**STATED GOAL:**
Using the data beneath, show every line that includes the word "notification".

**PROVIDED DATA:**
- - -
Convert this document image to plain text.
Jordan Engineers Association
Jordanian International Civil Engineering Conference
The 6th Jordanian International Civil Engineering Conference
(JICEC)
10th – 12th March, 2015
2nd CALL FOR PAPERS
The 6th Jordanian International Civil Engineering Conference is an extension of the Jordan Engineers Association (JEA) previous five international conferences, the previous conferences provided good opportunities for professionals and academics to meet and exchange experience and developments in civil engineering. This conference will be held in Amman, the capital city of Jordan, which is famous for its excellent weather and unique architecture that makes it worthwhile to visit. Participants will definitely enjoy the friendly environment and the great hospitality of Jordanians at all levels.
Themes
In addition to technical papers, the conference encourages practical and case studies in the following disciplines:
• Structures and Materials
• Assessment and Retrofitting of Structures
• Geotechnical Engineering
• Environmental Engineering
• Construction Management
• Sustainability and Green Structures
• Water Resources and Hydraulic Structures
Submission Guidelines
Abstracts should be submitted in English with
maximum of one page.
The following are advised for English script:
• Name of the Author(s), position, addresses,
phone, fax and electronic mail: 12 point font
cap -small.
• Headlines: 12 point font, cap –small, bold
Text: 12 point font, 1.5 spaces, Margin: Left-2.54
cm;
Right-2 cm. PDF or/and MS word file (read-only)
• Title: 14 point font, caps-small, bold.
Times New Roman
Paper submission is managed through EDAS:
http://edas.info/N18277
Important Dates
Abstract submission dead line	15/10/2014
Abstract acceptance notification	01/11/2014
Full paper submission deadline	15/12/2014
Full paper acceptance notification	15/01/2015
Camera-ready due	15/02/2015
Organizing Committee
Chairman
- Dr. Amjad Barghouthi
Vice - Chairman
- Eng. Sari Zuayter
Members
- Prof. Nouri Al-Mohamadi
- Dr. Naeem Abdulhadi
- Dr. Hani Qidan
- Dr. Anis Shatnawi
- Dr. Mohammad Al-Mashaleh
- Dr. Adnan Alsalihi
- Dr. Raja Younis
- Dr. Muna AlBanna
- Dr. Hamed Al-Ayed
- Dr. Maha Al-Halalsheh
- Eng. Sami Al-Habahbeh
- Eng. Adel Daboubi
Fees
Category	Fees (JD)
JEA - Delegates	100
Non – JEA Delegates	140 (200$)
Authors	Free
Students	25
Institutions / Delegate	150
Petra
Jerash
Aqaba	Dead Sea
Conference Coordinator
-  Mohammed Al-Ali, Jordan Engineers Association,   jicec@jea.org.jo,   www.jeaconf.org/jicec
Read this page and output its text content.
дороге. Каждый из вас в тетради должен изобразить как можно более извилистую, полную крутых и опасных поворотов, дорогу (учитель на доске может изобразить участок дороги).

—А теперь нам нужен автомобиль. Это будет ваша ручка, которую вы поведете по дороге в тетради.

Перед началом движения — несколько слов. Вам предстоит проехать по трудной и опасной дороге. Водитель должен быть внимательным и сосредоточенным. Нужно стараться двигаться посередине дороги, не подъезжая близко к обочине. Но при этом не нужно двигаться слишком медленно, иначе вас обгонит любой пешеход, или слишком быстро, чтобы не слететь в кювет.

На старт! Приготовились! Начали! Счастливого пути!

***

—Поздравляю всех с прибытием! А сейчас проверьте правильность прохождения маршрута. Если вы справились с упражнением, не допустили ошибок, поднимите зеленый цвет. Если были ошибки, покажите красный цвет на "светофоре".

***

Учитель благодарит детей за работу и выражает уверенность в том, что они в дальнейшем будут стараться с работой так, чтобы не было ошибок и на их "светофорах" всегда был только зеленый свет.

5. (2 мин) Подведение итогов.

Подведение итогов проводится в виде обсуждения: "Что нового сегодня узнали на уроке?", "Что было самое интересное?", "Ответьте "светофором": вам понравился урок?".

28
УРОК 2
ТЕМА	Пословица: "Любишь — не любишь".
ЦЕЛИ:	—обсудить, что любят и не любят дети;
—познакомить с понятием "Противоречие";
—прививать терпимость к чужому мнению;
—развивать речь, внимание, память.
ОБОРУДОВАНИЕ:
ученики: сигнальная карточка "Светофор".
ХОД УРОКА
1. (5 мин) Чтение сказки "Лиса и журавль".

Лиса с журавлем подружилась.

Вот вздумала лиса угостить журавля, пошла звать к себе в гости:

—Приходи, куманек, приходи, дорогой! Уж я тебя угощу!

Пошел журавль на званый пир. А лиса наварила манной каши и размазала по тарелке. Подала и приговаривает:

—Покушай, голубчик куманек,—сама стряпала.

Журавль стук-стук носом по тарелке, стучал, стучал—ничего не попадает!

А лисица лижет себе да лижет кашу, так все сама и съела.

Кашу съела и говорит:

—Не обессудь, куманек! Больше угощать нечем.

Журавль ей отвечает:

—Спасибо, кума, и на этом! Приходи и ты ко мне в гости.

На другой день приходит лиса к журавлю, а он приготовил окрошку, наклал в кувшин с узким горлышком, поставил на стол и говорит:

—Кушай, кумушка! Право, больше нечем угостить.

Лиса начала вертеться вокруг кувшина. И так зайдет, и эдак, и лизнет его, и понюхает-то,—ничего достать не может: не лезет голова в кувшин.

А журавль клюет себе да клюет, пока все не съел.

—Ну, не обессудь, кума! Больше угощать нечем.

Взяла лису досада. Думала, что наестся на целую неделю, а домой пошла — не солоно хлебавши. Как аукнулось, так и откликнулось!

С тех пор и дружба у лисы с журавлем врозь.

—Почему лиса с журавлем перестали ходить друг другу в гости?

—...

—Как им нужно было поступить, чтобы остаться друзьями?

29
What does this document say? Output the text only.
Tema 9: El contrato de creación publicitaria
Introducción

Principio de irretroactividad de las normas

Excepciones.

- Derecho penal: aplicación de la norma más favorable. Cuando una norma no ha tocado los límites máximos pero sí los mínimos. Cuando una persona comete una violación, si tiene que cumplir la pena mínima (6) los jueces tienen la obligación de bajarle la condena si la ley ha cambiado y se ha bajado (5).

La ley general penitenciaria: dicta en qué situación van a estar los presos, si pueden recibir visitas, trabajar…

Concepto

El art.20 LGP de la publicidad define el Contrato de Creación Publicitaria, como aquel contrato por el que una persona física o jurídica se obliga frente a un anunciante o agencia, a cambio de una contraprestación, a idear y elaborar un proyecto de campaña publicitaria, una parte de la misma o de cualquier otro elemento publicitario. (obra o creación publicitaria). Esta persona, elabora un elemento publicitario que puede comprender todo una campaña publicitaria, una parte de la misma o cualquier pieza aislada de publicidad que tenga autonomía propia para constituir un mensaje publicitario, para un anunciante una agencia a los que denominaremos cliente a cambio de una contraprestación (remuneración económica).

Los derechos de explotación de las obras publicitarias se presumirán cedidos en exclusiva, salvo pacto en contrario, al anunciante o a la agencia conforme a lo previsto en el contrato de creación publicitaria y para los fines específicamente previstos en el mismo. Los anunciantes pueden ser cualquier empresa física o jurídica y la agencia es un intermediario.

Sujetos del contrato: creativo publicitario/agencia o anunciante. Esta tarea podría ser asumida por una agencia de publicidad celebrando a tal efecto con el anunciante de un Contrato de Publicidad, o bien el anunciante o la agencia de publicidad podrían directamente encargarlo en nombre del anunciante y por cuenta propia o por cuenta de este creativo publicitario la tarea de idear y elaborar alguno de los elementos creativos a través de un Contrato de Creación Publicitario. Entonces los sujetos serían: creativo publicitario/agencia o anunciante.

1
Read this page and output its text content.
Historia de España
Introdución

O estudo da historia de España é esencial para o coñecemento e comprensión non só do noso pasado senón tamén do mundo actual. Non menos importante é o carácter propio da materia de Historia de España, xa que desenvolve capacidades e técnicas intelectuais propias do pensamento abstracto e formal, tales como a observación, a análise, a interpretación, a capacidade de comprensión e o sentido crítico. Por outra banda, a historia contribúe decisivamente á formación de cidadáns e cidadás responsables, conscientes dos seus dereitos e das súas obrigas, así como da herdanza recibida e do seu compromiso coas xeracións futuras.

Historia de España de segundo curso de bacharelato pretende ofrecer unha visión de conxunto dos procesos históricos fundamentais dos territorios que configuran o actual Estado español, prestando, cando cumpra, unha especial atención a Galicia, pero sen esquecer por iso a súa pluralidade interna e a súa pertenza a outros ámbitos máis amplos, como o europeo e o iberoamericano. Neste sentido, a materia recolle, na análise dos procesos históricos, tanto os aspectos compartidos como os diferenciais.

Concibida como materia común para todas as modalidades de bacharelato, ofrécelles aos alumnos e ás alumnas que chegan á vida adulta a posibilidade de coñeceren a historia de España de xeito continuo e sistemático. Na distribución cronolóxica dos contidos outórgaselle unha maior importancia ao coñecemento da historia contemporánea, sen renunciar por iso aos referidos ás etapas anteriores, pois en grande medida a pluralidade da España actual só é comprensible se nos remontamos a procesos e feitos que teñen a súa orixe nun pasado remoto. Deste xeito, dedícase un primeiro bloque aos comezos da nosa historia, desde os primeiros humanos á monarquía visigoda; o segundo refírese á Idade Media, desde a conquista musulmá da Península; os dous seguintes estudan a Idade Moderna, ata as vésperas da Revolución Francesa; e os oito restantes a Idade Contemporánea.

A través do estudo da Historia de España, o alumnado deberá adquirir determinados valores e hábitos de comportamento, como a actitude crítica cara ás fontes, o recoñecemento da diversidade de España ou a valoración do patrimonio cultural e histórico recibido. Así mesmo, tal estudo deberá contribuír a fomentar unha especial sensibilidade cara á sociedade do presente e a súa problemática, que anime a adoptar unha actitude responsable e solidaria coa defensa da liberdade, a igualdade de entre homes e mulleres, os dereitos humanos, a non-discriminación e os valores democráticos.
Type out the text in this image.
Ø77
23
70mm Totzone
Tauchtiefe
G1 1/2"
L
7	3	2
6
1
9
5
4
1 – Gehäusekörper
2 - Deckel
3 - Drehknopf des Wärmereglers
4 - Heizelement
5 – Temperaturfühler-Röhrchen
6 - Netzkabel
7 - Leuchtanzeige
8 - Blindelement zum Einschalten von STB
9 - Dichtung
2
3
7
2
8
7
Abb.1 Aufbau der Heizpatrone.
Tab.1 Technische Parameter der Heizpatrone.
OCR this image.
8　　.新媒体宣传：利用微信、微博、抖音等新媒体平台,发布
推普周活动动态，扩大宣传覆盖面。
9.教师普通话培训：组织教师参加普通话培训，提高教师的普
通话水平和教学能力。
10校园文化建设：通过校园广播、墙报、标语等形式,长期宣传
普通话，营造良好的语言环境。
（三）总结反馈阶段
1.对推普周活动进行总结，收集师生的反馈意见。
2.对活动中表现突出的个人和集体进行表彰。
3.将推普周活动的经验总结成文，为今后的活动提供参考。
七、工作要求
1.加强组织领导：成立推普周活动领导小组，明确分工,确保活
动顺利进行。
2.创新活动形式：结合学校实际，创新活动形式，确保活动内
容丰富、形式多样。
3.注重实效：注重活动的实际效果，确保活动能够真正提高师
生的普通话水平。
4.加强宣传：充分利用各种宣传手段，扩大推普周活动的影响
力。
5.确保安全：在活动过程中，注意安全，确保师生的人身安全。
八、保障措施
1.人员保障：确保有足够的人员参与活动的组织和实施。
- - -
**TASK ANSWER:**
Abstract acceptance notification	01/11/2014
Full paper acceptance notification	15/01/2015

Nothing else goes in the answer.